[Stored dataset items]
----

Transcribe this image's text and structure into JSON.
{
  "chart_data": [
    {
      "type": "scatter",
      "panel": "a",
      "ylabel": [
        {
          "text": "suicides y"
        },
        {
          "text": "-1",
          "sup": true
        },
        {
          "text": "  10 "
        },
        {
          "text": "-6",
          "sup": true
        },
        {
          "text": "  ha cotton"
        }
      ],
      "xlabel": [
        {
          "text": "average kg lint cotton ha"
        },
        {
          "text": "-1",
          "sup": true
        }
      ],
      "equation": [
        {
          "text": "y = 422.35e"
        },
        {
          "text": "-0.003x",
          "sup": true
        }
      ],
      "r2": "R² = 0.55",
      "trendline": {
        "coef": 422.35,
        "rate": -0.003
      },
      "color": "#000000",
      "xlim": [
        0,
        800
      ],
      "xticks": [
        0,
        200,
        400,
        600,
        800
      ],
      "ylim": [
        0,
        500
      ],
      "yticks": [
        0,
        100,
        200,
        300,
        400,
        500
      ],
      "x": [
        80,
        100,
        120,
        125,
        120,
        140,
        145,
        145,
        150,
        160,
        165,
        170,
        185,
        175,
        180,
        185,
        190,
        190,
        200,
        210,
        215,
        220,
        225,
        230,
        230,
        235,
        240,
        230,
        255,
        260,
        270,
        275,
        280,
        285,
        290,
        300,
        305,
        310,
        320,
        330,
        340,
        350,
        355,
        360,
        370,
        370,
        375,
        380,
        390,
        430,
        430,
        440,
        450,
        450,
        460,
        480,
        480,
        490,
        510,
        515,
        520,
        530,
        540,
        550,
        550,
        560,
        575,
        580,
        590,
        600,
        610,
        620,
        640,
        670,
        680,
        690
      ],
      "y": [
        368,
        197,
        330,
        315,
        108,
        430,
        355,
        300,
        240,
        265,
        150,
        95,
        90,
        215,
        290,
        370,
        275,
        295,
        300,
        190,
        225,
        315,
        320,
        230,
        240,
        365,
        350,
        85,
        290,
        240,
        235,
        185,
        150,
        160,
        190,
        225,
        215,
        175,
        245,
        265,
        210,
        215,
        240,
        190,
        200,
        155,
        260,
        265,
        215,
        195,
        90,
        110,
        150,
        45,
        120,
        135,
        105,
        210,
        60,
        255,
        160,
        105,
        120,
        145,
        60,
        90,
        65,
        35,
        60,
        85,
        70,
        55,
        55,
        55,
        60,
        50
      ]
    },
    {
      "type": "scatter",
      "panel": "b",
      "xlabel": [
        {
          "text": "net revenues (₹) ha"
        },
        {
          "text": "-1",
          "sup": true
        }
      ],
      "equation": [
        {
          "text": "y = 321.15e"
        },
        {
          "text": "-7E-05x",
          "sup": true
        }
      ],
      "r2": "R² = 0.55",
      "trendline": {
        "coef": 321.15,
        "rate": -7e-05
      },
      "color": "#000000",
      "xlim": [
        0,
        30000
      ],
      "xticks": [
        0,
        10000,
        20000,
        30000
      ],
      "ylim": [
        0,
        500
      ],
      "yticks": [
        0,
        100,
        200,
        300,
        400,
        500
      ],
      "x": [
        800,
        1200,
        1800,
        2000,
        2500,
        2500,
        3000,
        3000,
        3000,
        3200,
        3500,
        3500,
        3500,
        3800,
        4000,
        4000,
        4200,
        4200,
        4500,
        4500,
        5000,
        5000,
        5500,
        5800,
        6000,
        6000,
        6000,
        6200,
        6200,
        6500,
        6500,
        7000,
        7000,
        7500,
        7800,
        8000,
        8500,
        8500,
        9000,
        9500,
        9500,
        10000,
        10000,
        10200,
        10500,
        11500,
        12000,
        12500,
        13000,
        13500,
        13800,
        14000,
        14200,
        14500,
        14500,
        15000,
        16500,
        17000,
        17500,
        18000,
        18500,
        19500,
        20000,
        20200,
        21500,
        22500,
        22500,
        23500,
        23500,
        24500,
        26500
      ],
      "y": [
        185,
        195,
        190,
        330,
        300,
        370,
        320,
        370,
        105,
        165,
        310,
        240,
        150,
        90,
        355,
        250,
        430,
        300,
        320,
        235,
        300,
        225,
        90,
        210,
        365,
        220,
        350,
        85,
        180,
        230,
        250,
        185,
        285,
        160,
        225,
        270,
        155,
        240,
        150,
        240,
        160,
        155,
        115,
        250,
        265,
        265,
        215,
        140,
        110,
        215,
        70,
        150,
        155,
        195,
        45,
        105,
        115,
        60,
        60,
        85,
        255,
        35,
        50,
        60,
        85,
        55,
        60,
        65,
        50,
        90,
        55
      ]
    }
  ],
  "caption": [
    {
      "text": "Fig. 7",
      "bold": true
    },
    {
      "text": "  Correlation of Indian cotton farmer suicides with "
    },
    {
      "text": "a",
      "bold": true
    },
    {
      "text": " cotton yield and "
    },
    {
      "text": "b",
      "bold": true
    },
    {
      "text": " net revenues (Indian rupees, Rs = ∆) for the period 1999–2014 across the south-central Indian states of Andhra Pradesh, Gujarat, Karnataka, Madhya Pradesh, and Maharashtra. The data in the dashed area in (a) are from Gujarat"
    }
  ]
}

----

■ **Your goal**
Transcribe each record exactly. Leave nothing out.

■ **The answer**
Transcribe this image's text and structure into JSON.
{
  "chart_data": [
    {
      "type": "scatter",
      "panel": "a",
      "ylabel": [
        {
          "text": "suicides y"
        },
        {
          "text": "-1",
          "sup": true
        },
        {
          "text": "  10 "
        },
        {
          "text": "-6",
          "sup": true
        },
        {
          "text": "  ha cotton"
        }
      ],
      "xlabel": [
        {
          "text": "average kg lint cotton ha"
        },
        {
          "text": "-1",
          "sup": true
        }
      ],
      "equation": [
        {
          "text": "y = 422.35e"
        },
        {
          "text": "-0.003x",
          "sup": true
        }
      ],
      "r2": "R² = 0.55",
      "trendline": {
        "coef": 422.35,
        "rate": -0.003
      },
      "color": "#000000",
      "xlim": [
        0,
        800
      ],
      "xticks": [
        0,
        200,
        400,
        600,
        800
      ],
      "ylim": [
        0,
        500
      ],
      "yticks": [
        0,
        100,
        200,
        300,
        400,
        500
      ],
      "x": [
        80,
        100,
        120,
        125,
        120,
        140,
        145,
        145,
        150,
        160,
        165,
        170,
        185,
        175,
        180,
        185,
        190,
        190,
        200,
        210,
        215,
        220,
        225,
        230,
        230,
        235,
        240,
        230,
        255,
        260,
        270,
        275,
        280,
        285,
        290,
        300,
        305,
        310,
        320,
        330,
        340,
        350,
        355,
        360,
        370,
        370,
        375,
        380,
        390,
        430,
        430,
        440,
        450,
        450,
        460,
        480,
        480,
        490,
        510,
        515,
        520,
        530,
        540,
        550,
        550,
        560,
        575,
        580,
        590,
        600,
        610,
        620,
        640,
        670,
        680,
        690
      ],
      "y": [
        368,
        197,
        330,
        315,
        108,
        430,
        355,
        300,
        240,
        265,
        150,
        95,
        90,
        215,
        290,
        370,
        275,
        295,
        300,
        190,
        225,
        315,
        320,
        230,
        240,
        365,
        350,
        85,
        290,
        240,
        235,
        185,
        150,
        160,
        190,
        225,
        215,
        175,
        245,
        265,
        210,
        215,
        240,
        190,
        200,
        155,
        260,
        265,
        215,
        195,
        90,
        110,
        150,
        45,
        120,
        135,
        105,
        210,
        60,
        255,
        160,
        105,
        120,
        145,
        60,
        90,
        65,
        35,
        60,
        85,
        70,
        55,
        55,
        55,
        60,
        50
      ]
    },
    {
      "type": "scatter",
      "panel": "b",
      "xlabel": [
        {
          "text": "net revenues (₹) ha"
        },
        {
          "text": "-1",
          "sup": true
        }
      ],
      "equation": [
        {
          "text": "y = 321.15e"
        },
        {
          "text": "-7E-05x",
          "sup": true
        }
      ],
      "r2": "R² = 0.55",
      "trendline": {
        "coef": 321.15,
        "rate": -7e-05
      },
      "color": "#000000",
      "xlim": [
        0,
        30000
      ],
      "xticks": [
        0,
        10000,
        20000,
        30000
      ],
      "ylim": [
        0,
        500
      ],
      "yticks": [
        0,
        100,
        200,
        300,
        400,
        500
      ],
      "x": [
        800,
        1200,
        1800,
        2000,
        2500,
        2500,
        3000,
        3000,
        3000,
        3200,
        3500,
        3500,
        3500,
        3800,
        4000,
        4000,
        4200,
        4200,
        4500,
        4500,
        5000,
        5000,
        5500,
        5800,
        6000,
        6000,
        6000,
        6200,
        6200,
        6500,
        6500,
        7000,
        7000,
        7500,
        7800,
        8000,
        8500,
        8500,
        9000,
        9500,
        9500,
        10000,
        10000,
        10200,
        10500,
        11500,
        12000,
        12500,
        13000,
        13500,
        13800,
        14000,
        14200,
        14500,
        14500,
        15000,
        16500,
        17000,
        17500,
        18000,
        18500,
        19500,
        20000,
        20200,
        21500,
        22500,
        22500,
        23500,
        23500,
        24500,
        26500
      ],
      "y": [
        185,
        195,
        190,
        330,
        300,
        370,
        320,
        370,
        105,
        165,
        310,
        240,
        150,
        90,
        355,
        250,
        430,
        300,
        320,
        235,
        300,
        225,
        90,
        210,
        365,
        220,
        350,
        85,
        180,
        230,
        250,
        185,
        285,
        160,
        225,
        270,
        155,
        240,
        150,
        240,
        160,
        155,
        115,
        250,
        265,
        265,
        215,
        140,
        110,
        215,
        70,
        150,
        155,
        195,
        45,
        105,
        115,
        60,
        60,
        85,
        255,
        35,
        50,
        60,
        85,
        55,
        60,
        65,
        50,
        90,
        55
      ]
    }
  ],
  "caption": [
    {
      "text": "Fig. 7",
      "bold": true
    },
    {
      "text": "  Correlation of Indian cotton farmer suicides with "
    },
    {
      "text": "a",
      "bold": true
    },
    {
      "text": " cotton yield and "
    },
    {
      "text": "b",
      "bold": true
    },
    {
      "text": " net revenues (Indian rupees, Rs = ∆) for the period 1999–2014 across the south-central Indian states of Andhra Pradesh, Gujarat, Karnataka, Madhya Pradesh, and Maharashtra. The data in the dashed area in (a) are from Gujarat"
    }
  ]
}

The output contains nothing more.